%%

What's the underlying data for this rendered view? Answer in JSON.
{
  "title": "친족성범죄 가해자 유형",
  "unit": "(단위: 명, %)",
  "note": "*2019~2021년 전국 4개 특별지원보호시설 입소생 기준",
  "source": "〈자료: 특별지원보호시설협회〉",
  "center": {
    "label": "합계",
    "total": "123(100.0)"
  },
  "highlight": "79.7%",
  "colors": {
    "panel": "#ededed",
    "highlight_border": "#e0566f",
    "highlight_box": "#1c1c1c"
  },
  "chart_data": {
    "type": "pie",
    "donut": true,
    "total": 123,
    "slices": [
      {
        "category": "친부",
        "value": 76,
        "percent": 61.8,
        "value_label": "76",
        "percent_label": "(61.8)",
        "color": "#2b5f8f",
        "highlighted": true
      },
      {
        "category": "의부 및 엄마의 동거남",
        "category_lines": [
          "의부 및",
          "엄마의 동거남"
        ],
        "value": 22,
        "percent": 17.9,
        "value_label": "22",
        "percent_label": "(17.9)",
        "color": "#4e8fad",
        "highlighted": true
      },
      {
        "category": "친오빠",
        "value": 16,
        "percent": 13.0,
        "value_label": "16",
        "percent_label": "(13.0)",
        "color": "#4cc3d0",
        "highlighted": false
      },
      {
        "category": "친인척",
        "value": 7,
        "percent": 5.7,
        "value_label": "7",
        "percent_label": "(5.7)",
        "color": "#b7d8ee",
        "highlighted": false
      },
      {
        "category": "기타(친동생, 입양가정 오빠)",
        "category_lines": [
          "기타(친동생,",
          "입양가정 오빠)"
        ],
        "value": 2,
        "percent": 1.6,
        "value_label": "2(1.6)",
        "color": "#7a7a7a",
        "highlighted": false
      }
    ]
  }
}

%%

### GIVEN TASK
Print out all the entries precisely as written.

### CORRECT RESULT
What's the underlying data for this rendered view? Answer in JSON.
{
  "title": "친족성범죄 가해자 유형",
  "unit": "(단위: 명, %)",
  "note": "*2019~2021년 전국 4개 특별지원보호시설 입소생 기준",
  "source": "〈자료: 특별지원보호시설협회〉",
  "center": {
    "label": "합계",
    "total": "123(100.0)"
  },
  "highlight": "79.7%",
  "colors": {
    "panel": "#ededed",
    "highlight_border": "#e0566f",
    "highlight_box": "#1c1c1c"
  },
  "chart_data": {
    "type": "pie",
    "donut": true,
    "total": 123,
    "slices": [
      {
        "category": "친부",
        "value": 76,
        "percent": 61.8,
        "value_label": "76",
        "percent_label": "(61.8)",
        "color": "#2b5f8f",
        "highlighted": true
      },
      {
        "category": "의부 및 엄마의 동거남",
        "category_lines": [
          "의부 및",
          "엄마의 동거남"
        ],
        "value": 22,
        "percent": 17.9,
        "value_label": "22",
        "percent_label": "(17.9)",
        "color": "#4e8fad",
        "highlighted": true
      },
      {
        "category": "친오빠",
        "value": 16,
        "percent": 13.0,
        "value_label": "16",
        "percent_label": "(13.0)",
        "color": "#4cc3d0",
        "highlighted": false
      },
      {
        "category": "친인척",
        "value": 7,
        "percent": 5.7,
        "value_label": "7",
        "percent_label": "(5.7)",
        "color": "#b7d8ee",
        "highlighted": false
      },
      {
        "category": "기타(친동생, 입양가정 오빠)",
        "category_lines": [
          "기타(친동생,",
          "입양가정 오빠)"
        ],
        "value": 2,
        "percent": 1.6,
        "value_label": "2(1.6)",
        "color": "#7a7a7a",
        "highlighted": false
      }
    ]
  }
}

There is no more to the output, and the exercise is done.